**Data to process:**

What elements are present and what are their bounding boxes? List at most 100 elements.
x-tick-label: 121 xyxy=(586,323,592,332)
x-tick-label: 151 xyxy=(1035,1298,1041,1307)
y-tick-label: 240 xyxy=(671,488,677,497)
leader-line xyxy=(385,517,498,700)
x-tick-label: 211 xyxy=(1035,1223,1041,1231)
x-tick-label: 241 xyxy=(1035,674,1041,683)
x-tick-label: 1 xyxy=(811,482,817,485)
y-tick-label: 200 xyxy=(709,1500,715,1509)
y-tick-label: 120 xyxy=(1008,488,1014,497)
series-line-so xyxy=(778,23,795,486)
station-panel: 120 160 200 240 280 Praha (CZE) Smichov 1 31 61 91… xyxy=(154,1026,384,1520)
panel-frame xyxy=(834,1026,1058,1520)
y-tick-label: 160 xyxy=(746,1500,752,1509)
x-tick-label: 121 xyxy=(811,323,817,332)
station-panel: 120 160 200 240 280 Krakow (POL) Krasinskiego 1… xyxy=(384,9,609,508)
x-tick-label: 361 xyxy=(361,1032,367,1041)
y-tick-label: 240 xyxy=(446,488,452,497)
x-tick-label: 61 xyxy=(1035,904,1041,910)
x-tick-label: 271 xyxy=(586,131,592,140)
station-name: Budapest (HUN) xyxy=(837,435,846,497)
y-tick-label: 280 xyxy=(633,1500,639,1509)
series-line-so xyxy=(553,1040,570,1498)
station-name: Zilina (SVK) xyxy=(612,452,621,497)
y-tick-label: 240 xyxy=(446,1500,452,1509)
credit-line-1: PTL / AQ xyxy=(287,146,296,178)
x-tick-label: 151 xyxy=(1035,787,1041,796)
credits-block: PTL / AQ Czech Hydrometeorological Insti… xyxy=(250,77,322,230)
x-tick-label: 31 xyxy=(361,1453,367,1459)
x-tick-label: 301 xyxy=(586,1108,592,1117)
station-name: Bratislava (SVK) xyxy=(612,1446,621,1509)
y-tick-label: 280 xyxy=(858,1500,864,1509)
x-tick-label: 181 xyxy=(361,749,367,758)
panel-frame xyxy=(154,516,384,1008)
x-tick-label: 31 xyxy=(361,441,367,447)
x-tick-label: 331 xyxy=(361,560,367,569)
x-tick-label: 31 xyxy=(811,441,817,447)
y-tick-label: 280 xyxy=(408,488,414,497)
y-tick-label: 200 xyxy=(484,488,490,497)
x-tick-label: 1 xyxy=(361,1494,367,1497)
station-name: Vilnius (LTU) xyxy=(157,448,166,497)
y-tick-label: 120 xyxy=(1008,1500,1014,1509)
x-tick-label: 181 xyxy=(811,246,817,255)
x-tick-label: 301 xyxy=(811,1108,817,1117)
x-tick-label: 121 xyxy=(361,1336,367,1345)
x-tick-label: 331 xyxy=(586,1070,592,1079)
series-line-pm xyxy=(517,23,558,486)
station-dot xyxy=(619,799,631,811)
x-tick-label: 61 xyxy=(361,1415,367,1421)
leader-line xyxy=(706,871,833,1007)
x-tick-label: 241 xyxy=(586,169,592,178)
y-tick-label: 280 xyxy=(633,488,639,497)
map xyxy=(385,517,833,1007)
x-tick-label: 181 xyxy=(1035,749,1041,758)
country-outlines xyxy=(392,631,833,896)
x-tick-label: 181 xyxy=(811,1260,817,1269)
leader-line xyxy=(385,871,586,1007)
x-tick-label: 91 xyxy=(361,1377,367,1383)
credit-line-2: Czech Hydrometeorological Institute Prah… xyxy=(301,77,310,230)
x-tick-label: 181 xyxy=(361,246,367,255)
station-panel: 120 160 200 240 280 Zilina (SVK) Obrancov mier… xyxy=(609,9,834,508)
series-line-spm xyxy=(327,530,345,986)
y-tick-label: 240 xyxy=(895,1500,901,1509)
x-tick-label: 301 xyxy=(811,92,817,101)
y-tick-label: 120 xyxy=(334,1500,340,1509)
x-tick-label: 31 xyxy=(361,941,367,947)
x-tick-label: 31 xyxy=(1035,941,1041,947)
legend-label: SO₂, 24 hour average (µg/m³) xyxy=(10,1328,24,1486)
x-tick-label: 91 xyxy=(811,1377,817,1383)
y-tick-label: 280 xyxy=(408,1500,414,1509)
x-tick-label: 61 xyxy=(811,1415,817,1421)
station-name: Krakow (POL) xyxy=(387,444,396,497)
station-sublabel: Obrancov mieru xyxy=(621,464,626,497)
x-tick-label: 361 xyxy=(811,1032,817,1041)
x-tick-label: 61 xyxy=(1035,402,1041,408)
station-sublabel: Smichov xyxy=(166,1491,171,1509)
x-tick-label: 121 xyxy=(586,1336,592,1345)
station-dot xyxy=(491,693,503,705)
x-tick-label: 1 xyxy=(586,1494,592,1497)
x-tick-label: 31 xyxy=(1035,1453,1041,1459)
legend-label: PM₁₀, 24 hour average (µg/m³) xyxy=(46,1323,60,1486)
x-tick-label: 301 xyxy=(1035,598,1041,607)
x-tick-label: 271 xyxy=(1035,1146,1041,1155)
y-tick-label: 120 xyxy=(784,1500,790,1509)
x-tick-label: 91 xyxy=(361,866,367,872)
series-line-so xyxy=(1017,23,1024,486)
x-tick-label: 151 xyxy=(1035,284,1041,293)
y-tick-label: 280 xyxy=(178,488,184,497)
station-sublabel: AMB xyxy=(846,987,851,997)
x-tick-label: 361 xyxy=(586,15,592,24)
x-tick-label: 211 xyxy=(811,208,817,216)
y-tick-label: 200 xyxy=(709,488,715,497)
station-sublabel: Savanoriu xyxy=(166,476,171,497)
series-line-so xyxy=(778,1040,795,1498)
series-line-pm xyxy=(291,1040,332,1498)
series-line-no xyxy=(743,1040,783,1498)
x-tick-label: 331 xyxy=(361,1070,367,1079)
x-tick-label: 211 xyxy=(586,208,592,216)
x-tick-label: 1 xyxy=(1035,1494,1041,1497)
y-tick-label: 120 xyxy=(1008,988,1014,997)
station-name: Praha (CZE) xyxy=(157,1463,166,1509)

**Required task:** Gather every row above that contains the string "panel" and copy each one in full.

**Reply to the task:**
station-panel: 120 160 200 240 280 Praha (CZE) Smichov 1 31 61 91… xyxy=(154,1026,384,1520)
panel-frame xyxy=(834,1026,1058,1520)
station-panel: 120 160 200 240 280 Krakow (POL) Krasinskiego 1… xyxy=(384,9,609,508)
panel-frame xyxy=(154,516,384,1008)
station-panel: 120 160 200 240 280 Zilina (SVK) Obrancov mier… xyxy=(609,9,834,508)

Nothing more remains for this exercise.